[Instructions for the task] Say how many lines contain "show"; the answer is the number alone.

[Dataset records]
◆ ◆ ◆ ◆
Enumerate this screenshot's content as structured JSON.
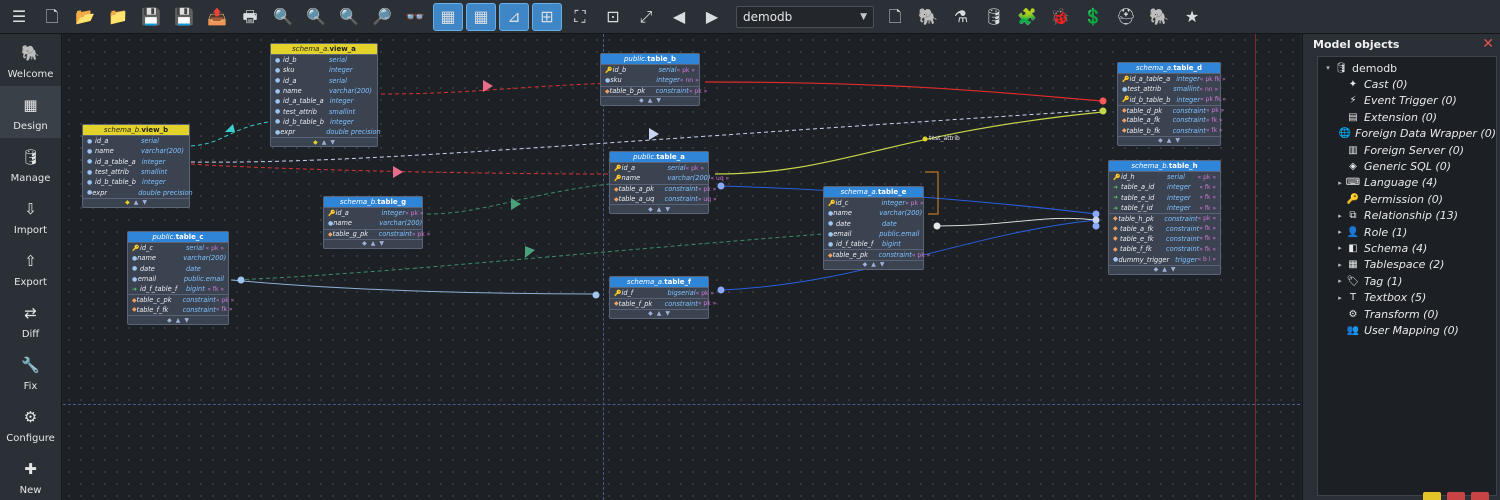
{
  "toolbar": {
    "db_selected": "demodb",
    "buttons": [
      {
        "name": "menu-icon",
        "glyph": "☰",
        "on": false
      },
      {
        "name": "new-model-icon",
        "glyph": "🗋",
        "on": false
      },
      {
        "name": "open-model-icon",
        "glyph": "📂",
        "on": false
      },
      {
        "name": "open-folder-icon",
        "glyph": "📁",
        "on": false
      },
      {
        "name": "save-icon",
        "glyph": "💾",
        "on": false
      },
      {
        "name": "save-as-icon",
        "glyph": "💾",
        "on": false
      },
      {
        "name": "export-icon",
        "glyph": "📤",
        "on": false
      },
      {
        "name": "print-icon",
        "glyph": "🖶",
        "on": false
      },
      {
        "name": "zoom-out-icon",
        "glyph": "🔍",
        "on": false
      },
      {
        "name": "zoom-reset-icon",
        "glyph": "🔍",
        "on": false
      },
      {
        "name": "zoom-in-icon",
        "glyph": "🔍",
        "on": false
      },
      {
        "name": "find-icon",
        "glyph": "🔎",
        "on": false
      },
      {
        "name": "binoculars-icon",
        "glyph": "👓",
        "on": false
      },
      {
        "name": "show-grid-icon",
        "glyph": "▦",
        "on": true
      },
      {
        "name": "align-grid-icon",
        "glyph": "▦",
        "on": true
      },
      {
        "name": "show-delimiters-icon",
        "glyph": "⊿",
        "on": true
      },
      {
        "name": "snap-icon",
        "glyph": "⊞",
        "on": true
      },
      {
        "name": "fit-view-icon",
        "glyph": "⛶",
        "on": false
      },
      {
        "name": "arrange-icon",
        "glyph": "⊡",
        "on": false
      },
      {
        "name": "expand-icon",
        "glyph": "⤢",
        "on": false
      },
      {
        "name": "back-icon",
        "glyph": "◀",
        "on": false
      },
      {
        "name": "forward-icon",
        "glyph": "▶",
        "on": false
      }
    ],
    "buttons_right": [
      {
        "name": "close-model-icon",
        "glyph": "🗋",
        "on": false
      },
      {
        "name": "plugins-icon",
        "glyph": "🐘",
        "on": false
      },
      {
        "name": "lab-icon",
        "glyph": "⚗",
        "on": false
      },
      {
        "name": "db-tools-icon",
        "glyph": "🛢",
        "on": false
      },
      {
        "name": "ci-icon",
        "glyph": "🧩",
        "on": false
      },
      {
        "name": "bug-report-icon",
        "glyph": "🐞",
        "on": false
      },
      {
        "name": "donate-icon",
        "glyph": "💲",
        "on": false
      },
      {
        "name": "support-icon",
        "glyph": "⛑",
        "on": false
      },
      {
        "name": "about-icon",
        "glyph": "🐘",
        "on": false
      },
      {
        "name": "new-version-icon",
        "glyph": "★",
        "on": false
      }
    ]
  },
  "sidebar": [
    {
      "name": "welcome",
      "label": "Welcome",
      "glyph": "🐘",
      "active": false
    },
    {
      "name": "design",
      "label": "Design",
      "glyph": "▦",
      "active": true
    },
    {
      "name": "manage",
      "label": "Manage",
      "glyph": "🛢",
      "active": false
    },
    {
      "name": "import",
      "label": "Import",
      "glyph": "⇩",
      "active": false
    },
    {
      "name": "export",
      "label": "Export",
      "glyph": "⇧",
      "active": false
    },
    {
      "name": "diff",
      "label": "Diff",
      "glyph": "⇄",
      "active": false
    },
    {
      "name": "fix",
      "label": "Fix",
      "glyph": "🔧",
      "active": false
    },
    {
      "name": "configure",
      "label": "Configure",
      "glyph": "⚙",
      "active": false
    },
    {
      "name": "new",
      "label": "New",
      "glyph": "✚",
      "active": false
    }
  ],
  "tables": [
    {
      "id": "view_a",
      "kind": "view",
      "schema": "schema_a",
      "name": "view_a",
      "rows": [
        {
          "k": "c",
          "n": "id_b",
          "t": "serial",
          "f": ""
        },
        {
          "k": "c",
          "n": "sku",
          "t": "integer",
          "f": ""
        },
        {
          "k": "c",
          "n": "id_a",
          "t": "serial",
          "f": ""
        },
        {
          "k": "c",
          "n": "name",
          "t": "varchar(200)",
          "f": ""
        },
        {
          "k": "c",
          "n": "id_a_table_a",
          "t": "integer",
          "f": ""
        },
        {
          "k": "c",
          "n": "test_attrib",
          "t": "smallint",
          "f": ""
        },
        {
          "k": "c",
          "n": "id_b_table_b",
          "t": "integer",
          "f": ""
        },
        {
          "k": "c",
          "n": "expr",
          "t": "double precision",
          "f": ""
        }
      ]
    },
    {
      "id": "view_b",
      "kind": "view",
      "schema": "schema_b",
      "name": "view_b",
      "rows": [
        {
          "k": "c",
          "n": "id_a",
          "t": "serial",
          "f": ""
        },
        {
          "k": "c",
          "n": "name",
          "t": "varchar(200)",
          "f": ""
        },
        {
          "k": "c",
          "n": "id_a_table_a",
          "t": "integer",
          "f": ""
        },
        {
          "k": "c",
          "n": "test_attrib",
          "t": "smallint",
          "f": ""
        },
        {
          "k": "c",
          "n": "id_b_table_b",
          "t": "integer",
          "f": ""
        },
        {
          "k": "c",
          "n": "expr",
          "t": "double precision",
          "f": ""
        }
      ]
    },
    {
      "id": "table_b",
      "kind": "table",
      "schema": "public",
      "name": "table_b",
      "rows": [
        {
          "k": "pk",
          "n": "id_b",
          "t": "serial",
          "f": "« pk »"
        },
        {
          "k": "c",
          "n": "sku",
          "t": "integer",
          "f": "« nn »"
        },
        {
          "k": "key2",
          "n": "table_b_pk",
          "t": "constraint",
          "f": "« pk »",
          "sep": true
        }
      ]
    },
    {
      "id": "table_a",
      "kind": "table",
      "schema": "public",
      "name": "table_a",
      "rows": [
        {
          "k": "pk",
          "n": "id_a",
          "t": "serial",
          "f": "« pk »"
        },
        {
          "k": "pk",
          "n": "name",
          "t": "varchar(200)",
          "f": "« uq »"
        },
        {
          "k": "key2",
          "n": "table_a_pk",
          "t": "constraint",
          "f": "« pk »",
          "sep": true
        },
        {
          "k": "key2",
          "n": "table_a_uq",
          "t": "constraint",
          "f": "« uq »"
        }
      ]
    },
    {
      "id": "table_g",
      "kind": "table",
      "schema": "schema_b",
      "name": "table_g",
      "rows": [
        {
          "k": "pk",
          "n": "id_a",
          "t": "integer",
          "f": "« pk »"
        },
        {
          "k": "c",
          "n": "name",
          "t": "varchar(200)",
          "f": ""
        },
        {
          "k": "key2",
          "n": "table_g_pk",
          "t": "constraint",
          "f": "« pk »",
          "sep": true
        }
      ]
    },
    {
      "id": "table_c",
      "kind": "table",
      "schema": "public",
      "name": "table_c",
      "rows": [
        {
          "k": "pk",
          "n": "id_c",
          "t": "serial",
          "f": "« pk »"
        },
        {
          "k": "c",
          "n": "name",
          "t": "varchar(200)",
          "f": ""
        },
        {
          "k": "c",
          "n": "date",
          "t": "date",
          "f": ""
        },
        {
          "k": "c",
          "n": "email",
          "t": "public.email",
          "f": ""
        },
        {
          "k": "fk",
          "n": "id_f_table_f",
          "t": "bigint",
          "f": "« fk »"
        },
        {
          "k": "key2",
          "n": "table_c_pk",
          "t": "constraint",
          "f": "« pk »",
          "sep": true
        },
        {
          "k": "key2",
          "n": "table_f_fk",
          "t": "constraint",
          "f": "« fk »"
        }
      ]
    },
    {
      "id": "table_f",
      "kind": "table",
      "schema": "schema_a",
      "name": "table_f",
      "rows": [
        {
          "k": "pk",
          "n": "id_f",
          "t": "bigserial",
          "f": "« pk »"
        },
        {
          "k": "key2",
          "n": "table_f_pk",
          "t": "constraint",
          "f": "« pk »",
          "sep": true
        }
      ]
    },
    {
      "id": "table_e",
      "kind": "table",
      "schema": "schema_a",
      "name": "table_e",
      "rows": [
        {
          "k": "pk",
          "n": "id_c",
          "t": "integer",
          "f": "« pk »"
        },
        {
          "k": "c",
          "n": "name",
          "t": "varchar(200)",
          "f": ""
        },
        {
          "k": "c",
          "n": "date",
          "t": "date",
          "f": ""
        },
        {
          "k": "c",
          "n": "email",
          "t": "public.email",
          "f": ""
        },
        {
          "k": "c",
          "n": "id_f_table_f",
          "t": "bigint",
          "f": ""
        },
        {
          "k": "key2",
          "n": "table_e_pk",
          "t": "constraint",
          "f": "« pk »",
          "sep": true
        }
      ]
    },
    {
      "id": "table_d",
      "kind": "table",
      "schema": "schema_a",
      "name": "table_d",
      "rows": [
        {
          "k": "pk",
          "n": "id_a_table_a",
          "t": "integer",
          "f": "« pk fk »"
        },
        {
          "k": "c",
          "n": "test_attrib",
          "t": "smallint",
          "f": "« nn »"
        },
        {
          "k": "pk",
          "n": "id_b_table_b",
          "t": "integer",
          "f": "« pk fk »"
        },
        {
          "k": "key2",
          "n": "table_d_pk",
          "t": "constraint",
          "f": "« pk »",
          "sep": true
        },
        {
          "k": "key2",
          "n": "table_a_fk",
          "t": "constraint",
          "f": "« fk »"
        },
        {
          "k": "key2",
          "n": "table_b_fk",
          "t": "constraint",
          "f": "« fk »"
        }
      ]
    },
    {
      "id": "table_h",
      "kind": "table",
      "schema": "schema_b",
      "name": "table_h",
      "rows": [
        {
          "k": "pk",
          "n": "id_h",
          "t": "serial",
          "f": "« pk »"
        },
        {
          "k": "fk",
          "n": "table_a_id",
          "t": "integer",
          "f": "« fk »"
        },
        {
          "k": "fk",
          "n": "table_e_id",
          "t": "integer",
          "f": "« fk »"
        },
        {
          "k": "fk",
          "n": "table_f_id",
          "t": "integer",
          "f": "« fk »"
        },
        {
          "k": "key2",
          "n": "table_h_pk",
          "t": "constraint",
          "f": "« pk »",
          "sep": true
        },
        {
          "k": "key2",
          "n": "table_a_fk",
          "t": "constraint",
          "f": "« fk »"
        },
        {
          "k": "key2",
          "n": "table_e_fk",
          "t": "constraint",
          "f": "« fk »"
        },
        {
          "k": "key2",
          "n": "table_f_fk",
          "t": "constraint",
          "f": "« fk »"
        },
        {
          "k": "c",
          "n": "dummy_trigger",
          "t": "trigger",
          "f": "« b i »"
        }
      ]
    }
  ],
  "canvas_label": "test_attrib",
  "panel": {
    "title": "Model objects",
    "root": "demodb",
    "items": [
      {
        "name": "cast",
        "label": "Cast (0)",
        "glyph": "✦",
        "expandable": false
      },
      {
        "name": "event-trigger",
        "label": "Event Trigger (0)",
        "glyph": "⚡",
        "expandable": false
      },
      {
        "name": "extension",
        "label": "Extension (0)",
        "glyph": "▤",
        "expandable": false
      },
      {
        "name": "foreign-data-wrapper",
        "label": "Foreign Data Wrapper (0)",
        "glyph": "🌐",
        "expandable": false
      },
      {
        "name": "foreign-server",
        "label": "Foreign Server (0)",
        "glyph": "▥",
        "expandable": false
      },
      {
        "name": "generic-sql",
        "label": "Generic SQL (0)",
        "glyph": "◈",
        "expandable": false
      },
      {
        "name": "language",
        "label": "Language (4)",
        "glyph": "⌨",
        "expandable": true
      },
      {
        "name": "permission",
        "label": "Permission (0)",
        "glyph": "🔑",
        "expandable": false
      },
      {
        "name": "relationship",
        "label": "Relationship (13)",
        "glyph": "⧉",
        "expandable": true
      },
      {
        "name": "role",
        "label": "Role (1)",
        "glyph": "👤",
        "expandable": true
      },
      {
        "name": "schema",
        "label": "Schema (4)",
        "glyph": "◧",
        "expandable": true
      },
      {
        "name": "tablespace",
        "label": "Tablespace (2)",
        "glyph": "▦",
        "expandable": true
      },
      {
        "name": "tag",
        "label": "Tag (1)",
        "glyph": "🏷",
        "expandable": true
      },
      {
        "name": "textbox",
        "label": "Textbox (5)",
        "glyph": "T",
        "expandable": true
      },
      {
        "name": "transform",
        "label": "Transform (0)",
        "glyph": "⚙",
        "expandable": false
      },
      {
        "name": "user-mapping",
        "label": "User Mapping (0)",
        "glyph": "👥",
        "expandable": false
      }
    ]
  }
}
◆ ◆ ◆ ◆
[Output] 2